◆ REQUIRED TASK ◆
Copy the data below line for line, keeping every word, number, and punctuation mark unchanged.

◆ MATERIAL PROVIDED ◆

—————

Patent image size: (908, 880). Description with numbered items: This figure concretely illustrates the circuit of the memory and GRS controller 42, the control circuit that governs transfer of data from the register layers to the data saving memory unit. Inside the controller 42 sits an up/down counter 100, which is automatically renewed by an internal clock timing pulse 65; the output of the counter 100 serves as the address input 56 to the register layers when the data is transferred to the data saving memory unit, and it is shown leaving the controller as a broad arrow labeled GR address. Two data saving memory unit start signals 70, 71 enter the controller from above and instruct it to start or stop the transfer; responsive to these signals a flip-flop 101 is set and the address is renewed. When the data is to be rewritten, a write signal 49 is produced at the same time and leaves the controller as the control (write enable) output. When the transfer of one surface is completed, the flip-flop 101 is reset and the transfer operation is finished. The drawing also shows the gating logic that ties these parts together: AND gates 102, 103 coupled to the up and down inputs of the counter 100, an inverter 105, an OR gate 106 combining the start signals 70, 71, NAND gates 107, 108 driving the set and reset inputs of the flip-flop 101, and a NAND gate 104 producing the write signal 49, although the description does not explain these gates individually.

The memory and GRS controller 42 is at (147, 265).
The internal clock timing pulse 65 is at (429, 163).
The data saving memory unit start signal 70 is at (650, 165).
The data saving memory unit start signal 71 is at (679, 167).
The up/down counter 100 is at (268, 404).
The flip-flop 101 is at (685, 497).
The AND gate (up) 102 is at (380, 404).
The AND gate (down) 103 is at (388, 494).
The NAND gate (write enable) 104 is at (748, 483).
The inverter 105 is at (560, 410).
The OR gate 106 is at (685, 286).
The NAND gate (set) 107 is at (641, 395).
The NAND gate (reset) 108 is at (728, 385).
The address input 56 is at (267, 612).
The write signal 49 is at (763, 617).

—————

◆ OUTPUT OF THE EXERCISE ◆
Patent image size: (908, 880). Description with numbered items: This figure concretely illustrates the circuit of the memory and GRS controller 42, the control circuit that governs transfer of data from the register layers to the data saving memory unit. Inside the controller 42 sits an up/down counter 100, which is automatically renewed by an internal clock timing pulse 65; the output of the counter 100 serves as the address input 56 to the register layers when the data is transferred to the data saving memory unit, and it is shown leaving the controller as a broad arrow labeled GR address. Two data saving memory unit start signals 70, 71 enter the controller from above and instruct it to start or stop the transfer; responsive to these signals a flip-flop 101 is set and the address is renewed. When the data is to be rewritten, a write signal 49 is produced at the same time and leaves the controller as the control (write enable) output. When the transfer of one surface is completed, the flip-flop 101 is reset and the transfer operation is finished. The drawing also shows the gating logic that ties these parts together: AND gates 102, 103 coupled to the up and down inputs of the counter 100, an inverter 105, an OR gate 106 combining the start signals 70, 71, NAND gates 107, 108 driving the set and reset inputs of the flip-flop 101, and a NAND gate 104 producing the write signal 49, although the description does not explain these gates individually.

The memory and GRS controller 42 is at (147, 265).
The internal clock timing pulse 65 is at (429, 163).
The data saving memory unit start signal 70 is at (650, 165).
The data saving memory unit start signal 71 is at (679, 167).
The up/down counter 100 is at (268, 404).
The flip-flop 101 is at (685, 497).
The AND gate (up) 102 is at (380, 404).
The AND gate (down) 103 is at (388, 494).
The NAND gate (write enable) 104 is at (748, 483).
The inverter 105 is at (560, 410).
The OR gate 106 is at (685, 286).
The NAND gate (set) 107 is at (641, 395).
The NAND gate (reset) 108 is at (728, 385).
The address input 56 is at (267, 612).
The write signal 49 is at (763, 617).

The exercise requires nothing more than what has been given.